What this task involves: Copy out every record below with complete accuracy.
[Given information start]
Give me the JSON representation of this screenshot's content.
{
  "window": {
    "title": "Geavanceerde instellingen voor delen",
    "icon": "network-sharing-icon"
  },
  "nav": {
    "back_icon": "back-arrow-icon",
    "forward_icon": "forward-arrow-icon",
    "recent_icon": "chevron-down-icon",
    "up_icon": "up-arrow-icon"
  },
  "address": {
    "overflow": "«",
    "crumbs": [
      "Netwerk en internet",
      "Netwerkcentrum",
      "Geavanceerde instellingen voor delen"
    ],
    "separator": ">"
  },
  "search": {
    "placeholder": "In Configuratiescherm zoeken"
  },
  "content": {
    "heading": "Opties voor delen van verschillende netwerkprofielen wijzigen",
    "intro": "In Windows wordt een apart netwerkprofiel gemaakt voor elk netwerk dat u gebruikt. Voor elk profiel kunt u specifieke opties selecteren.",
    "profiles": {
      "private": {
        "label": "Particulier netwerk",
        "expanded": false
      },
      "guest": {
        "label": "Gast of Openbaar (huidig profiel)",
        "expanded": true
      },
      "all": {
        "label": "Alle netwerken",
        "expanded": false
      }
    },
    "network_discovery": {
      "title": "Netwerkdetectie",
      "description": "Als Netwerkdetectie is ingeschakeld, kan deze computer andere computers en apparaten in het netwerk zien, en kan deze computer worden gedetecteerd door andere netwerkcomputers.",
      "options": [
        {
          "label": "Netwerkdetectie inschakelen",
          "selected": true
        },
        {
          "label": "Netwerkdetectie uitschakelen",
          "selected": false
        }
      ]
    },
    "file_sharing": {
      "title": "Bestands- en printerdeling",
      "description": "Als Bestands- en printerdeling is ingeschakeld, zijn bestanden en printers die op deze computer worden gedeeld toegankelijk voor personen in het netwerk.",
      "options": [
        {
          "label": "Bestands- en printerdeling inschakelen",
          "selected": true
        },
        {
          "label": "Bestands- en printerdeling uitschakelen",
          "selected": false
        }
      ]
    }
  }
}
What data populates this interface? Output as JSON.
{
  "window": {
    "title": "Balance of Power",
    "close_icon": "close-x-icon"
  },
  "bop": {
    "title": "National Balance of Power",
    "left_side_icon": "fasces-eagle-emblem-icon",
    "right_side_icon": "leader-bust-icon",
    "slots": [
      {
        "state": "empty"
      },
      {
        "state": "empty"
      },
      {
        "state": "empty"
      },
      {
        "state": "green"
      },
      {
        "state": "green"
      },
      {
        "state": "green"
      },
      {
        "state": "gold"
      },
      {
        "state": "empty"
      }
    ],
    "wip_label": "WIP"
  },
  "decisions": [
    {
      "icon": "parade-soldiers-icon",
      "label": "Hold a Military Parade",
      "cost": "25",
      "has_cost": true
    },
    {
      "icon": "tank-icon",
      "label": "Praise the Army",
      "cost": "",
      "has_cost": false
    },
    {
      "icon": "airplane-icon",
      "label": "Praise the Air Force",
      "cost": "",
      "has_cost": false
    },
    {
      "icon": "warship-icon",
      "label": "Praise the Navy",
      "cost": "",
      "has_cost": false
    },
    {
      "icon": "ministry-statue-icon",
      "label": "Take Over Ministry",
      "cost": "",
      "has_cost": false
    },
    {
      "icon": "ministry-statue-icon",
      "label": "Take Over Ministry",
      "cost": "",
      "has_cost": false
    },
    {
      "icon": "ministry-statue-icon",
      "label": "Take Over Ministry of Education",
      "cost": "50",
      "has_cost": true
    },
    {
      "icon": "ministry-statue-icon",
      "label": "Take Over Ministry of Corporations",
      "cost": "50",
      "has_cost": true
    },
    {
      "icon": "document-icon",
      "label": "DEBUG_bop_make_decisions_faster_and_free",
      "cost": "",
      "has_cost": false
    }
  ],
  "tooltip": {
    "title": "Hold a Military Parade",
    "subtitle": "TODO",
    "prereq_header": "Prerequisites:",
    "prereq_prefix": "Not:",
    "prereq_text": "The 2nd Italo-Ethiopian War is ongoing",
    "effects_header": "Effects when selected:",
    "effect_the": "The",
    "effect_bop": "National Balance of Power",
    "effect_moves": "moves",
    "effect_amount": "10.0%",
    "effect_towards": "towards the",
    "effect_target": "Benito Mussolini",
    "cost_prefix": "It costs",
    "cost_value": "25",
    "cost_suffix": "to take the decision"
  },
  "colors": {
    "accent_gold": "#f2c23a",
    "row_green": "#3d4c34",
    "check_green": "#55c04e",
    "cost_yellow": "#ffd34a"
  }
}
[Given information end]
Task output:
Give me the JSON representation of this screenshot's content.
{
  "window": {
    "title": "Geavanceerde instellingen voor delen",
    "icon": "network-sharing-icon"
  },
  "nav": {
    "back_icon": "back-arrow-icon",
    "forward_icon": "forward-arrow-icon",
    "recent_icon": "chevron-down-icon",
    "up_icon": "up-arrow-icon"
  },
  "address": {
    "overflow": "«",
    "crumbs": [
      "Netwerk en internet",
      "Netwerkcentrum",
      "Geavanceerde instellingen voor delen"
    ],
    "separator": ">"
  },
  "search": {
    "placeholder": "In Configuratiescherm zoeken"
  },
  "content": {
    "heading": "Opties voor delen van verschillende netwerkprofielen wijzigen",
    "intro": "In Windows wordt een apart netwerkprofiel gemaakt voor elk netwerk dat u gebruikt. Voor elk profiel kunt u specifieke opties selecteren.",
    "profiles": {
      "private": {
        "label": "Particulier netwerk",
        "expanded": false
      },
      "guest": {
        "label": "Gast of Openbaar (huidig profiel)",
        "expanded": true
      },
      "all": {
        "label": "Alle netwerken",
        "expanded": false
      }
    },
    "network_discovery": {
      "title": "Netwerkdetectie",
      "description": "Als Netwerkdetectie is ingeschakeld, kan deze computer andere computers en apparaten in het netwerk zien, en kan deze computer worden gedetecteerd door andere netwerkcomputers.",
      "options": [
        {
          "label": "Netwerkdetectie inschakelen",
          "selected": true
        },
        {
          "label": "Netwerkdetectie uitschakelen",
          "selected": false
        }
      ]
    },
    "file_sharing": {
      "title": "Bestands- en printerdeling",
      "description": "Als Bestands- en printerdeling is ingeschakeld, zijn bestanden en printers die op deze computer worden gedeeld toegankelijk voor personen in het netwerk.",
      "options": [
        {
          "label": "Bestands- en printerdeling inschakelen",
          "selected": true
        },
        {
          "label": "Bestands- en printerdeling uitschakelen",
          "selected": false
        }
      ]
    }
  }
}
What data populates this interface? Output as JSON.
{
  "window": {
    "title": "Balance of Power",
    "close_icon": "close-x-icon"
  },
  "bop": {
    "title": "National Balance of Power",
    "left_side_icon": "fasces-eagle-emblem-icon",
    "right_side_icon": "leader-bust-icon",
    "slots": [
      {
        "state": "empty"
      },
      {
        "state": "empty"
      },
      {
        "state": "empty"
      },
      {
        "state": "green"
      },
      {
        "state": "green"
      },
      {
        "state": "green"
      },
      {
        "state": "gold"
      },
      {
        "state": "empty"
      }
    ],
    "wip_label": "WIP"
  },
  "decisions": [
    {
      "icon": "parade-soldiers-icon",
      "label": "Hold a Military Parade",
      "cost": "25",
      "has_cost": true
    },
    {
      "icon": "tank-icon",
      "label": "Praise the Army",
      "cost": "",
      "has_cost": false
    },
    {
      "icon": "airplane-icon",
      "label": "Praise the Air Force",
      "cost": "",
      "has_cost": false
    },
    {
      "icon": "warship-icon",
      "label": "Praise the Navy",
      "cost": "",
      "has_cost": false
    },
    {
      "icon": "ministry-statue-icon",
      "label": "Take Over Ministry",
      "cost": "",
      "has_cost": false
    },
    {
      "icon": "ministry-statue-icon",
      "label": "Take Over Ministry",
      "cost": "",
      "has_cost": false
    },
    {
      "icon": "ministry-statue-icon",
      "label": "Take Over Ministry of Education",
      "cost": "50",
      "has_cost": true
    },
    {
      "icon": "ministry-statue-icon",
      "label": "Take Over Ministry of Corporations",
      "cost": "50",
      "has_cost": true
    },
    {
      "icon": "document-icon",
      "label": "DEBUG_bop_make_decisions_faster_and_free",
      "cost": "",
      "has_cost": false
    }
  ],
  "tooltip": {
    "title": "Hold a Military Parade",
    "subtitle": "TODO",
    "prereq_header": "Prerequisites:",
    "prereq_prefix": "Not:",
    "prereq_text": "The 2nd Italo-Ethiopian War is ongoing",
    "effects_header": "Effects when selected:",
    "effect_the": "The",
    "effect_bop": "National Balance of Power",
    "effect_moves": "moves",
    "effect_amount": "10.0%",
    "effect_towards": "towards the",
    "effect_target": "Benito Mussolini",
    "cost_prefix": "It costs",
    "cost_value": "25",
    "cost_suffix": "to take the decision"
  },
  "colors": {
    "accent_gold": "#f2c23a",
    "row_green": "#3d4c34",
    "check_green": "#55c04e",
    "cost_yellow": "#ffd34a"
  }
}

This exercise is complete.